§ What to do: Check each line for the word "chuō" and report how many have it. Give nothing else.

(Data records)
______

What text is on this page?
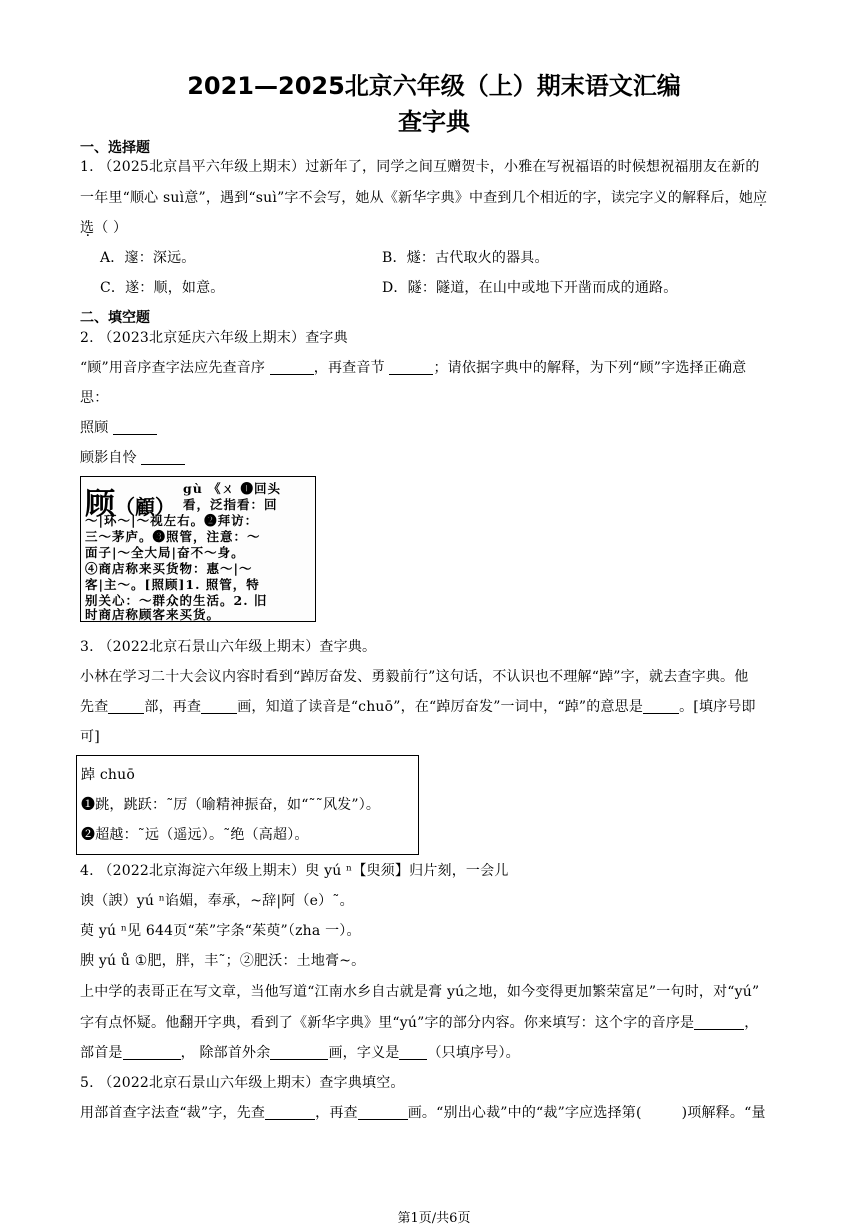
2021—2025北京六年级（上）期末语文汇编
查字典
一、选择题
1. （2025北京昌平六年级上期末）过新年了，同学之间互赠贺卡，小雅在写祝福语的时候想祝福朋友在新的
一年里“顺心 suì意”，遇到“suì”字不会写，她从《新华字典》中查到几个相近的字，读完字义的解释后，她应
选（ ）
A．邃：深远。	B．燧：古代取火的器具。
C．遂：顺，如意。	D．隧：隧道，在山中或地下开凿而成的通路。
二、填空题
2. （2023北京延庆六年级上期末）查字典
“顾”用音序查字法应先查音序	，再查音节	；请依据字典中的解释，为下列“顾”字选择正确意
思：
照顾
顾影自怜
顾（顧）
gù 《ㄨ ❶回头
看，泛指看：回
～|环～|～视左右。❷拜访：
三～茅庐。❸照管，注意：～
面子|～全大局|奋不～身。
④商店称来买货物：惠～|～
客|主～。[照顾]1. 照管，特
别关心：～群众的生活。2. 旧
时商店称顾客来买货。
3. （2022北京石景山六年级上期末）查字典。
小林在学习二十大会议内容时看到“踔厉奋发、勇毅前行”这句话，不认识也不理解“踔”字，就去查字典。他
先查	部，再查	画，知道了读音是“chuō”，在“踔厉奋发”一词中，“踔”的意思是	。[填序号即
可]
踔 chuō
❶跳，跳跃：˜厉（喻精神振奋，如“˜˜风发”）。
❷超越：˜远（遥远）。˜绝（高超）。
4. （2022北京海淀六年级上期末）臾 yú ⁿ【臾须】归片刻，一会儿
谀（諛）yú ⁿ谄媚，奉承，~辞|阿（e）˜。
萸 yú ⁿ见 644页“茱”字条“茱萸”（zha 一）。
腴 yú ů ①肥，胖，丰˜；②肥沃：土地膏~。
上中学的表哥正在写文章，当他写道“江南水乡自古就是膏 yú之地，如今变得更加繁荣富足”一句时，对“yú”
字有点怀疑。他翻开字典，看到了《新华字典》里“yú”字的部分内容。你来填写：这个字的音序是	，
部首是	， 除部首外余	画，字义是 （只填序号）。
5. （2022北京石景山六年级上期末）查字典填空。
用部首查字法查“裁”字，先查	，再查	画。“别出心裁”中的“裁”字应选择第(	)项解释。“量
第1页/共6页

______

§ Expected answer: 2